▶ Request: Type every record exactly as it appears.

━━ Task data ━━

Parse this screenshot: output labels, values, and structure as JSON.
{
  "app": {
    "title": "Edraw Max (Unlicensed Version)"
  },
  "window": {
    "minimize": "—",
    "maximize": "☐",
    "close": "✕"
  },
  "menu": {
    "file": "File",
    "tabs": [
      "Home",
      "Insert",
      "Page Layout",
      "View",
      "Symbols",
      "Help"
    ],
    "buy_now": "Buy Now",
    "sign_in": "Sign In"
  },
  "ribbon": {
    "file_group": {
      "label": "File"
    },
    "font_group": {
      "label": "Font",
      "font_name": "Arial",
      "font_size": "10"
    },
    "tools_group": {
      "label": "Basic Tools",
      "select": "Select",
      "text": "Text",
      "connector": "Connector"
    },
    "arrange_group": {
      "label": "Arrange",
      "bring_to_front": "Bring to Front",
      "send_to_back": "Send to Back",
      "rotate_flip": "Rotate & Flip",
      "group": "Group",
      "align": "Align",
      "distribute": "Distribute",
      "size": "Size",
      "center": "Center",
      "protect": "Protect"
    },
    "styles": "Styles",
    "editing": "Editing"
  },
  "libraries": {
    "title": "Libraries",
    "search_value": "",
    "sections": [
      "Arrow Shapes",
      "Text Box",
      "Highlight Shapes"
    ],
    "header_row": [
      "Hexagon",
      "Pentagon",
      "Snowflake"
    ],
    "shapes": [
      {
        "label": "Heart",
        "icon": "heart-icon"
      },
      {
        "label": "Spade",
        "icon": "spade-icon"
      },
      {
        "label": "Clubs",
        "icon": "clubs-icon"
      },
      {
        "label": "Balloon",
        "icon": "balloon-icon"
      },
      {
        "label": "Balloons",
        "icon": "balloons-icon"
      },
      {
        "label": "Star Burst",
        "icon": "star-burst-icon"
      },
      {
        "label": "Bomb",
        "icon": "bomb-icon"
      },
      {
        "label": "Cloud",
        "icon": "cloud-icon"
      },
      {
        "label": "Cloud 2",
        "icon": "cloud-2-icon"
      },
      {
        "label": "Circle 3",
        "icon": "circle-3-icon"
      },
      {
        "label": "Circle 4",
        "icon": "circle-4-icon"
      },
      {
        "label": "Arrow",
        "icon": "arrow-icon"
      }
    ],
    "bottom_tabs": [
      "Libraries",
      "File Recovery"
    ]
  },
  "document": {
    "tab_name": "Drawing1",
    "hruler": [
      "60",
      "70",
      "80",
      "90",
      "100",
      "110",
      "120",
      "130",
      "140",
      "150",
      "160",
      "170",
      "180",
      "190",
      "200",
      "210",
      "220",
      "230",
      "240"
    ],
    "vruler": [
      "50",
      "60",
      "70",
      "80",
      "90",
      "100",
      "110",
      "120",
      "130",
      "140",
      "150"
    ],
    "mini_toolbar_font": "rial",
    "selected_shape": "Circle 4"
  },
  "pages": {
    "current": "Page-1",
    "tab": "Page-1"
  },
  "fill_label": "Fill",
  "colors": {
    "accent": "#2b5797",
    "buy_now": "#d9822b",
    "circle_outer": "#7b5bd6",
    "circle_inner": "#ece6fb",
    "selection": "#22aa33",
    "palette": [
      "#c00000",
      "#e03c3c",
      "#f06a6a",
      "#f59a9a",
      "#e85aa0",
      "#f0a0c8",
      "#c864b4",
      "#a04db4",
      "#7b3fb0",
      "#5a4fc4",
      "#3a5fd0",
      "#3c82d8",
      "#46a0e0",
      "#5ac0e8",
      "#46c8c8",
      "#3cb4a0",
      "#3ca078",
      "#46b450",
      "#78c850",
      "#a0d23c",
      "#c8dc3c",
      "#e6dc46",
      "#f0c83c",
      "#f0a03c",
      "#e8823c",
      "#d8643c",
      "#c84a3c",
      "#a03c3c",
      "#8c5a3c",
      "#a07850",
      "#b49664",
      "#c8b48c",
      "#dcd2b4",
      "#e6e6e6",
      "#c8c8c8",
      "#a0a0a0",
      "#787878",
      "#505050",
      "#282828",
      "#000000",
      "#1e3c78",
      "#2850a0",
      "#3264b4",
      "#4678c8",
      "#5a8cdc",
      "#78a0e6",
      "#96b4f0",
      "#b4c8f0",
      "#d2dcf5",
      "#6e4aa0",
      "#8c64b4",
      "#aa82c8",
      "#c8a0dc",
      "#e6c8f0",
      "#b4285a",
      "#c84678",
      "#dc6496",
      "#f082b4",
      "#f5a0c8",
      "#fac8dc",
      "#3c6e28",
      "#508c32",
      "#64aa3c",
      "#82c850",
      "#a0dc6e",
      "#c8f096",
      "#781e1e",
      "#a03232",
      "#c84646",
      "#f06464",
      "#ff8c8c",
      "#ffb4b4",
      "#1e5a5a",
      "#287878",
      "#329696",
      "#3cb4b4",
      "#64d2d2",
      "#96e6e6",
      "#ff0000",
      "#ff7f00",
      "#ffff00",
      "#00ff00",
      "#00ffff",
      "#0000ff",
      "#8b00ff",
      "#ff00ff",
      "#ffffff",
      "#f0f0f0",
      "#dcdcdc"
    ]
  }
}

━━━

▶ Output for this task:
Parse this screenshot: output labels, values, and structure as JSON.
{
  "app": {
    "title": "Edraw Max (Unlicensed Version)"
  },
  "window": {
    "minimize": "—",
    "maximize": "☐",
    "close": "✕"
  },
  "menu": {
    "file": "File",
    "tabs": [
      "Home",
      "Insert",
      "Page Layout",
      "View",
      "Symbols",
      "Help"
    ],
    "buy_now": "Buy Now",
    "sign_in": "Sign In"
  },
  "ribbon": {
    "file_group": {
      "label": "File"
    },
    "font_group": {
      "label": "Font",
      "font_name": "Arial",
      "font_size": "10"
    },
    "tools_group": {
      "label": "Basic Tools",
      "select": "Select",
      "text": "Text",
      "connector": "Connector"
    },
    "arrange_group": {
      "label": "Arrange",
      "bring_to_front": "Bring to Front",
      "send_to_back": "Send to Back",
      "rotate_flip": "Rotate & Flip",
      "group": "Group",
      "align": "Align",
      "distribute": "Distribute",
      "size": "Size",
      "center": "Center",
      "protect": "Protect"
    },
    "styles": "Styles",
    "editing": "Editing"
  },
  "libraries": {
    "title": "Libraries",
    "search_value": "",
    "sections": [
      "Arrow Shapes",
      "Text Box",
      "Highlight Shapes"
    ],
    "header_row": [
      "Hexagon",
      "Pentagon",
      "Snowflake"
    ],
    "shapes": [
      {
        "label": "Heart",
        "icon": "heart-icon"
      },
      {
        "label": "Spade",
        "icon": "spade-icon"
      },
      {
        "label": "Clubs",
        "icon": "clubs-icon"
      },
      {
        "label": "Balloon",
        "icon": "balloon-icon"
      },
      {
        "label": "Balloons",
        "icon": "balloons-icon"
      },
      {
        "label": "Star Burst",
        "icon": "star-burst-icon"
      },
      {
        "label": "Bomb",
        "icon": "bomb-icon"
      },
      {
        "label": "Cloud",
        "icon": "cloud-icon"
      },
      {
        "label": "Cloud 2",
        "icon": "cloud-2-icon"
      },
      {
        "label": "Circle 3",
        "icon": "circle-3-icon"
      },
      {
        "label": "Circle 4",
        "icon": "circle-4-icon"
      },
      {
        "label": "Arrow",
        "icon": "arrow-icon"
      }
    ],
    "bottom_tabs": [
      "Libraries",
      "File Recovery"
    ]
  },
  "document": {
    "tab_name": "Drawing1",
    "hruler": [
      "60",
      "70",
      "80",
      "90",
      "100",
      "110",
      "120",
      "130",
      "140",
      "150",
      "160",
      "170",
      "180",
      "190",
      "200",
      "210",
      "220",
      "230",
      "240"
    ],
    "vruler": [
      "50",
      "60",
      "70",
      "80",
      "90",
      "100",
      "110",
      "120",
      "130",
      "140",
      "150"
    ],
    "mini_toolbar_font": "rial",
    "selected_shape": "Circle 4"
  },
  "pages": {
    "current": "Page-1",
    "tab": "Page-1"
  },
  "fill_label": "Fill",
  "colors": {
    "accent": "#2b5797",
    "buy_now": "#d9822b",
    "circle_outer": "#7b5bd6",
    "circle_inner": "#ece6fb",
    "selection": "#22aa33",
    "palette": [
      "#c00000",
      "#e03c3c",
      "#f06a6a",
      "#f59a9a",
      "#e85aa0",
      "#f0a0c8",
      "#c864b4",
      "#a04db4",
      "#7b3fb0",
      "#5a4fc4",
      "#3a5fd0",
      "#3c82d8",
      "#46a0e0",
      "#5ac0e8",
      "#46c8c8",
      "#3cb4a0",
      "#3ca078",
      "#46b450",
      "#78c850",
      "#a0d23c",
      "#c8dc3c",
      "#e6dc46",
      "#f0c83c",
      "#f0a03c",
      "#e8823c",
      "#d8643c",
      "#c84a3c",
      "#a03c3c",
      "#8c5a3c",
      "#a07850",
      "#b49664",
      "#c8b48c",
      "#dcd2b4",
      "#e6e6e6",
      "#c8c8c8",
      "#a0a0a0",
      "#787878",
      "#505050",
      "#282828",
      "#000000",
      "#1e3c78",
      "#2850a0",
      "#3264b4",
      "#4678c8",
      "#5a8cdc",
      "#78a0e6",
      "#96b4f0",
      "#b4c8f0",
      "#d2dcf5",
      "#6e4aa0",
      "#8c64b4",
      "#aa82c8",
      "#c8a0dc",
      "#e6c8f0",
      "#b4285a",
      "#c84678",
      "#dc6496",
      "#f082b4",
      "#f5a0c8",
      "#fac8dc",
      "#3c6e28",
      "#508c32",
      "#64aa3c",
      "#82c850",
      "#a0dc6e",
      "#c8f096",
      "#781e1e",
      "#a03232",
      "#c84646",
      "#f06464",
      "#ff8c8c",
      "#ffb4b4",
      "#1e5a5a",
      "#287878",
      "#329696",
      "#3cb4b4",
      "#64d2d2",
      "#96e6e6",
      "#ff0000",
      "#ff7f00",
      "#ffff00",
      "#00ff00",
      "#00ffff",
      "#0000ff",
      "#8b00ff",
      "#ff00ff",
      "#ffffff",
      "#f0f0f0",
      "#dcdcdc"
    ]
  }
}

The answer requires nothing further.